— PASSAGE TO READ —
However, if firms have high capital $K_{jt}$, it can stay in the market even if the realization of $\epsilon_{jt}$ is very low.
Therefore, conditional on being in the market, there is a correlation between the capital $K_{jt}$ and $\epsilon_{jt}$.
This problem occurs even if the choice of $K_{jt}$ itself is not a function of $\epsilon_{jt}$.

3.3.4 How to Resolve Endogeneity Bias?

Temporarily abstract away from entry and exit.
The data is balanced.

Panel data.
First-order condition for inputs.
Instrumental variable.
Olley-Pakes approach and its followers/critics.

Griliches & Mairesse (1998) is a good survey of the history up to Olley-Pakes approach.
Daniel A. Ackerberg, Caves, & Frazer (2015) also offer a good survey and clarify problems and implicit assumptions in Olley-Pakes approach.

— EXERCISE BRIEF —
In the passage on endogeneity bias, which work is described as a good survey of the history up to the Olley-Pakes approach?

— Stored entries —

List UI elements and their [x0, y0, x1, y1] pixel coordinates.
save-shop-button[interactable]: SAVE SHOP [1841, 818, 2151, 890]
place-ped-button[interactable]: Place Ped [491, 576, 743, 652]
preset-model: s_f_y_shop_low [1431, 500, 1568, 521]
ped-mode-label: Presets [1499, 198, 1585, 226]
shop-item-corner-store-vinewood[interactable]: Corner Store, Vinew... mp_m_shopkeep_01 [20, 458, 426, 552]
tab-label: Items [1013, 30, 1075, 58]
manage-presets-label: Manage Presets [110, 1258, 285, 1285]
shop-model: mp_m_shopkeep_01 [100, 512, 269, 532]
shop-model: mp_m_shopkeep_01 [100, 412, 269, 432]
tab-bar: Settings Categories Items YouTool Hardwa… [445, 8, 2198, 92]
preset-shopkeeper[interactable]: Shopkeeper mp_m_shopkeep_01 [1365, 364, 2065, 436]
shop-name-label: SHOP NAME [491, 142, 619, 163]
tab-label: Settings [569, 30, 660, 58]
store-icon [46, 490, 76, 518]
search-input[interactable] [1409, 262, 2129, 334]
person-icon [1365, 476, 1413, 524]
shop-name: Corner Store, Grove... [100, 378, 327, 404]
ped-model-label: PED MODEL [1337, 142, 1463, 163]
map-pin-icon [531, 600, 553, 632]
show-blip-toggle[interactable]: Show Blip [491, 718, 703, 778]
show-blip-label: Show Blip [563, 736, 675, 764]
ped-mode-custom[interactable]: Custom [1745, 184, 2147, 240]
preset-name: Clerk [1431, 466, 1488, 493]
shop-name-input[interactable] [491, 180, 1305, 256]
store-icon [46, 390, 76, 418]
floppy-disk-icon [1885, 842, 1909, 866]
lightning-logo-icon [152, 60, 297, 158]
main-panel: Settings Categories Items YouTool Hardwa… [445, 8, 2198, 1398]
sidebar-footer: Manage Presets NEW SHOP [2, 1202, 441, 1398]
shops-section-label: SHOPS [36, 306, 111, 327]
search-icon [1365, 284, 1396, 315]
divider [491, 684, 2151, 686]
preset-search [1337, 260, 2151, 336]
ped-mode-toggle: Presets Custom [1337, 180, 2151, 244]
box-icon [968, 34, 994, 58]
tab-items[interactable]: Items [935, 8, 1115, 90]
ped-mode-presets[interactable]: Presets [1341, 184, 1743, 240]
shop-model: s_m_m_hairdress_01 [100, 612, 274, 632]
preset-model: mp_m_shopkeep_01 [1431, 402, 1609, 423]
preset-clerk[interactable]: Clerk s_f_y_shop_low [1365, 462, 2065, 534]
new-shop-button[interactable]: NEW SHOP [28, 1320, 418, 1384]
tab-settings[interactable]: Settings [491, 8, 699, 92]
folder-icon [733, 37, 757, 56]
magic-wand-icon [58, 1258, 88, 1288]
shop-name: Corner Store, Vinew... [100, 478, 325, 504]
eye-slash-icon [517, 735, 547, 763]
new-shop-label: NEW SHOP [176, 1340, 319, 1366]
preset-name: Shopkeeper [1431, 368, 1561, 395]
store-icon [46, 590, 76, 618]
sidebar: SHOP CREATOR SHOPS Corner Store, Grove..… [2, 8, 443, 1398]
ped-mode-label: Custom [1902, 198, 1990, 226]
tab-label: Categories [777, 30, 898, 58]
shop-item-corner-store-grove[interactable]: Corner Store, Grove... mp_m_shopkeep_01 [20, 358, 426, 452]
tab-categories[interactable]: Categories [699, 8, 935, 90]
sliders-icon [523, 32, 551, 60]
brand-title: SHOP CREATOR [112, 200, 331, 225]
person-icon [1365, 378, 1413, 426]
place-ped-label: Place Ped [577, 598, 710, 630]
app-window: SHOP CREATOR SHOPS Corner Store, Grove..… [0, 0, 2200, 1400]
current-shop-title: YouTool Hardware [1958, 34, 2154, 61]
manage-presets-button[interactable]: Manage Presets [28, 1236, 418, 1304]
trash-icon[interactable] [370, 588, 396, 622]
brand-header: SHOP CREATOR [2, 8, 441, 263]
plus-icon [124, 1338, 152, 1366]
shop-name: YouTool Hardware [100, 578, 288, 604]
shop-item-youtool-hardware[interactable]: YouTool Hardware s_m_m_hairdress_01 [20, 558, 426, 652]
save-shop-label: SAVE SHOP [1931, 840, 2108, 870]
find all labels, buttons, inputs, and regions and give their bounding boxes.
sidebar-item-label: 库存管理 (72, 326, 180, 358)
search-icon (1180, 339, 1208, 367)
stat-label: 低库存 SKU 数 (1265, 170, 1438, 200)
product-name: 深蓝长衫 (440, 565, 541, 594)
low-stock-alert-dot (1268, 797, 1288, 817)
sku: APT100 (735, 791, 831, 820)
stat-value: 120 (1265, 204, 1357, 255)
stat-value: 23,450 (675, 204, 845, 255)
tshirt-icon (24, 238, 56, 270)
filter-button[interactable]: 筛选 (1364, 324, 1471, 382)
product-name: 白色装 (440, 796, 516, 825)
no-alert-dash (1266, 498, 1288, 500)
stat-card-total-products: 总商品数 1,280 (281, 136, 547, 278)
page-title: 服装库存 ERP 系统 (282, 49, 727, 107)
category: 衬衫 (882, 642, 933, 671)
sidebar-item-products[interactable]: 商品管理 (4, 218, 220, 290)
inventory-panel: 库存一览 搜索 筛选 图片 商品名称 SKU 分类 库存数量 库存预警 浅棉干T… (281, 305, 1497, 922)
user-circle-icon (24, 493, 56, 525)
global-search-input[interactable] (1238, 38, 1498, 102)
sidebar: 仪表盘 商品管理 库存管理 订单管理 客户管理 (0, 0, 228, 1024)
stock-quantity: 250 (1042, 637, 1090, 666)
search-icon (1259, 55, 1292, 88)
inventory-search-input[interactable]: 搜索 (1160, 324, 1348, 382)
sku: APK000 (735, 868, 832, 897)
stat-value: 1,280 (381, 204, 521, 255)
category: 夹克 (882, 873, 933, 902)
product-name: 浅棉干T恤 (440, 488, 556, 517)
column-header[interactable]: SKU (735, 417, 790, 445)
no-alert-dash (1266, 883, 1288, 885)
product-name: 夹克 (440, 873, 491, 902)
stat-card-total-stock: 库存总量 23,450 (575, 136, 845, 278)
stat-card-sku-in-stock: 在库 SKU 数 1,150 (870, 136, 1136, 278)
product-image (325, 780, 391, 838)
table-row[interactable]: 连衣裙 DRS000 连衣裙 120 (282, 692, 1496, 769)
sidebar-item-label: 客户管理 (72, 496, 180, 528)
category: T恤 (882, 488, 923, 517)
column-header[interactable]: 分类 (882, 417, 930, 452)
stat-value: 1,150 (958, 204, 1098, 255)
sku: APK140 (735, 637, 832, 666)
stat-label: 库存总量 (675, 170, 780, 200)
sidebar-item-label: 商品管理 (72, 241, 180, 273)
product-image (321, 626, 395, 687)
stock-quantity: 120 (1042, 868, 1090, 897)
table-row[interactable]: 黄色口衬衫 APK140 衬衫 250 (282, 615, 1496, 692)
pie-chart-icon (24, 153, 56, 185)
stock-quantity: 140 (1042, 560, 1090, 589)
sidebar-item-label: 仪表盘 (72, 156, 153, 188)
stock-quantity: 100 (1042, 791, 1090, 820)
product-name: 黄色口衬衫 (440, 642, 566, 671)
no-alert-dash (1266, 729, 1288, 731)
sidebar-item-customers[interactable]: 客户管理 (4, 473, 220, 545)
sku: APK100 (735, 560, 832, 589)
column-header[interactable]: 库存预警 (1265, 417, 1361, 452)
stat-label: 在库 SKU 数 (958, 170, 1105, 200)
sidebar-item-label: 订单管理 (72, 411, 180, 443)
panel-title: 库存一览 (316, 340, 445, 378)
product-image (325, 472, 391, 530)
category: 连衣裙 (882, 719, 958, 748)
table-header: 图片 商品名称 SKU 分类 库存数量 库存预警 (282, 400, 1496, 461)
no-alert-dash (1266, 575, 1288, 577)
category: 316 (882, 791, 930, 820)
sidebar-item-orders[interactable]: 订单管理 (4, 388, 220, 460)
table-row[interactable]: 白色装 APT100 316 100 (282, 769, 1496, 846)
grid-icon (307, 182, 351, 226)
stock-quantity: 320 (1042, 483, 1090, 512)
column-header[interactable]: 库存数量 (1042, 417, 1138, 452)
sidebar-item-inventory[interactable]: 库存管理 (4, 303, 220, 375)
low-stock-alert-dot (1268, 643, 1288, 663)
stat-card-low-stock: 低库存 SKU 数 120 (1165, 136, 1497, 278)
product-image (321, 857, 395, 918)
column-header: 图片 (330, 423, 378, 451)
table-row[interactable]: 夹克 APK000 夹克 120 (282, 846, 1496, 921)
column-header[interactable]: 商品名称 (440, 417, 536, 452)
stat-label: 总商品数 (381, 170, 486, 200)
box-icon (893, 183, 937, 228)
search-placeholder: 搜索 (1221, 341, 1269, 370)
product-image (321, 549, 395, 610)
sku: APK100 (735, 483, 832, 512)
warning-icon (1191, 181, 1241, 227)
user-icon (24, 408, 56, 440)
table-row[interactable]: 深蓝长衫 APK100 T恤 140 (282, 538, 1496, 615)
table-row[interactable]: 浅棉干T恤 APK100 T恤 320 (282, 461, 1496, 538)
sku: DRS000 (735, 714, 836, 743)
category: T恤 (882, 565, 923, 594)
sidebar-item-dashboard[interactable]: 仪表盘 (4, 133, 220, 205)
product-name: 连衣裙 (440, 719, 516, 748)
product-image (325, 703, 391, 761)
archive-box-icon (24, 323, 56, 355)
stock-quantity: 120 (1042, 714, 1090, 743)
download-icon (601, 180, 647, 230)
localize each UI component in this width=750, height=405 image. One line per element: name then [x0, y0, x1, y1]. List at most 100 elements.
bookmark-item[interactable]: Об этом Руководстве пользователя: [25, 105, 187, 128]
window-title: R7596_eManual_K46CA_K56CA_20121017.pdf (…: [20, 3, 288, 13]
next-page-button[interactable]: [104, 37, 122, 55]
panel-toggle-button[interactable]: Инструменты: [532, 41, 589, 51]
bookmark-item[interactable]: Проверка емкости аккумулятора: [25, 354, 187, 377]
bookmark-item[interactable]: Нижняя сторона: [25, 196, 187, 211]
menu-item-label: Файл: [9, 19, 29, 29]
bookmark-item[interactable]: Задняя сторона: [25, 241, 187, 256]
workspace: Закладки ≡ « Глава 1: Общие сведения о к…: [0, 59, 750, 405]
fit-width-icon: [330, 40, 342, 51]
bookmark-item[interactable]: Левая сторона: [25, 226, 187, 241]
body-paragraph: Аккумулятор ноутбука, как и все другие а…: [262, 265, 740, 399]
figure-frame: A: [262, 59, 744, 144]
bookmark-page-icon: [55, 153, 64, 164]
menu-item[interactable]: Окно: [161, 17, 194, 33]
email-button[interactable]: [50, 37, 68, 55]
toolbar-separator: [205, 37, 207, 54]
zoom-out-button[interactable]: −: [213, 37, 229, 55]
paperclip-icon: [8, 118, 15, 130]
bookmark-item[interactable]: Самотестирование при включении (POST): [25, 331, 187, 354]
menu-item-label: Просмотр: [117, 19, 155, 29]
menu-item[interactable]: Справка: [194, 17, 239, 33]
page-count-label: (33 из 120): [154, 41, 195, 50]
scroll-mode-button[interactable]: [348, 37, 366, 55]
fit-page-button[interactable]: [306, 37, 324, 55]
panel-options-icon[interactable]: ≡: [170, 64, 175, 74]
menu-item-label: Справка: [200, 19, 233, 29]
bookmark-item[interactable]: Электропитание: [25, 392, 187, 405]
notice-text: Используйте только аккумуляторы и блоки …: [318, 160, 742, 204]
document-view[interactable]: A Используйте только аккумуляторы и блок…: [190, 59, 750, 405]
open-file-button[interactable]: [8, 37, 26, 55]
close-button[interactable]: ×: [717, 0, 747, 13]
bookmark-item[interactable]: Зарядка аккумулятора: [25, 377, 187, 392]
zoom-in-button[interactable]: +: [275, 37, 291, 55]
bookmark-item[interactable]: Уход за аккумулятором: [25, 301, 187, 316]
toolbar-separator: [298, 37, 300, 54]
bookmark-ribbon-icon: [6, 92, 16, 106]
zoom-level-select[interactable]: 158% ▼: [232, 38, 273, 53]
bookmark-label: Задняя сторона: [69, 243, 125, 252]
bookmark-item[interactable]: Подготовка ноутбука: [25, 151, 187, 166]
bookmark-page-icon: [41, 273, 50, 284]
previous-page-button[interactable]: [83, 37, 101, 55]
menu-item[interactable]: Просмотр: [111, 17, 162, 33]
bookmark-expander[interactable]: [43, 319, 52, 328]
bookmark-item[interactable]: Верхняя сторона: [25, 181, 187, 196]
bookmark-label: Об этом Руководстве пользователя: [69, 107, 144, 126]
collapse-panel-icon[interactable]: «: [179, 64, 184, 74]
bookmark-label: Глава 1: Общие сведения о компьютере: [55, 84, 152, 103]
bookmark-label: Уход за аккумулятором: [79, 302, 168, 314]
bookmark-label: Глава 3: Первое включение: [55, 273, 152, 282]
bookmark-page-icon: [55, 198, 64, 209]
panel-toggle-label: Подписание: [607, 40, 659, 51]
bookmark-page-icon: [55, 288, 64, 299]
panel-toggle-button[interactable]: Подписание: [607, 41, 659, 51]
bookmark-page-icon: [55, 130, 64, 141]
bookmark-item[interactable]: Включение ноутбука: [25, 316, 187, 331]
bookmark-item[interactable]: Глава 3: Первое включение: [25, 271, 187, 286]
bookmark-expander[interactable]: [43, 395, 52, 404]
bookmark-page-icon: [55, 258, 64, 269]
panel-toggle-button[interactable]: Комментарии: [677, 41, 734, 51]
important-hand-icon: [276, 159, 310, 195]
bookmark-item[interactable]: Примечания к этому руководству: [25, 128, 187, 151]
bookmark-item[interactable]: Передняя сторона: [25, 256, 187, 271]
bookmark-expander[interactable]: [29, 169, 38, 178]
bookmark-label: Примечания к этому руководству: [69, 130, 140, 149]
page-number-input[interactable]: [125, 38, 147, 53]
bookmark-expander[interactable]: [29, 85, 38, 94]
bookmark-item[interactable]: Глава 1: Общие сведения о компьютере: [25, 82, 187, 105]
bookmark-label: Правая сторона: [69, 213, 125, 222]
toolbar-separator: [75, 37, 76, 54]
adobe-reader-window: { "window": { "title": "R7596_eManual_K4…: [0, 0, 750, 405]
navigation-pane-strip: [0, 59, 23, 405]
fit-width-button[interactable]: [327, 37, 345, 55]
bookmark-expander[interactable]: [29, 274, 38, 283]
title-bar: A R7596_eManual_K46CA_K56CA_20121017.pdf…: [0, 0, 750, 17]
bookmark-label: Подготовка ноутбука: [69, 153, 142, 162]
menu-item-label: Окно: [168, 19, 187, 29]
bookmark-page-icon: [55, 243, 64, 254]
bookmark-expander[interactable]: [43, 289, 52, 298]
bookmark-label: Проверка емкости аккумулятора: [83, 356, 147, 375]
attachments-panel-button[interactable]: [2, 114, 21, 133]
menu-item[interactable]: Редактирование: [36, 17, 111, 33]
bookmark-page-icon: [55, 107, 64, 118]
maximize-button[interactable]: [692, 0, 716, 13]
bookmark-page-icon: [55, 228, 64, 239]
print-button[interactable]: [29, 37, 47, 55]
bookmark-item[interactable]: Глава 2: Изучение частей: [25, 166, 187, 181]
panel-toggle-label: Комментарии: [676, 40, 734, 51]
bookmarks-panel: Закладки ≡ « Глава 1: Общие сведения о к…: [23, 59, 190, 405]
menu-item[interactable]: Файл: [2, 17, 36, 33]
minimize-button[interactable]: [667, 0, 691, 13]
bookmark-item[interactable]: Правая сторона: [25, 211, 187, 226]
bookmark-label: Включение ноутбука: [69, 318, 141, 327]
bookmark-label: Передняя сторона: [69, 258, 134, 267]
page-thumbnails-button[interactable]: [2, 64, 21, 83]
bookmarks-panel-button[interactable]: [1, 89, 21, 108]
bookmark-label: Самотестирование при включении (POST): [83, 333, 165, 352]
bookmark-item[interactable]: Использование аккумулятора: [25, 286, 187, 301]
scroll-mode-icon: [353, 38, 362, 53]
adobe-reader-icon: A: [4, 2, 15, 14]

— TASK RESPONSE —
Griliches & Mairesse (1998)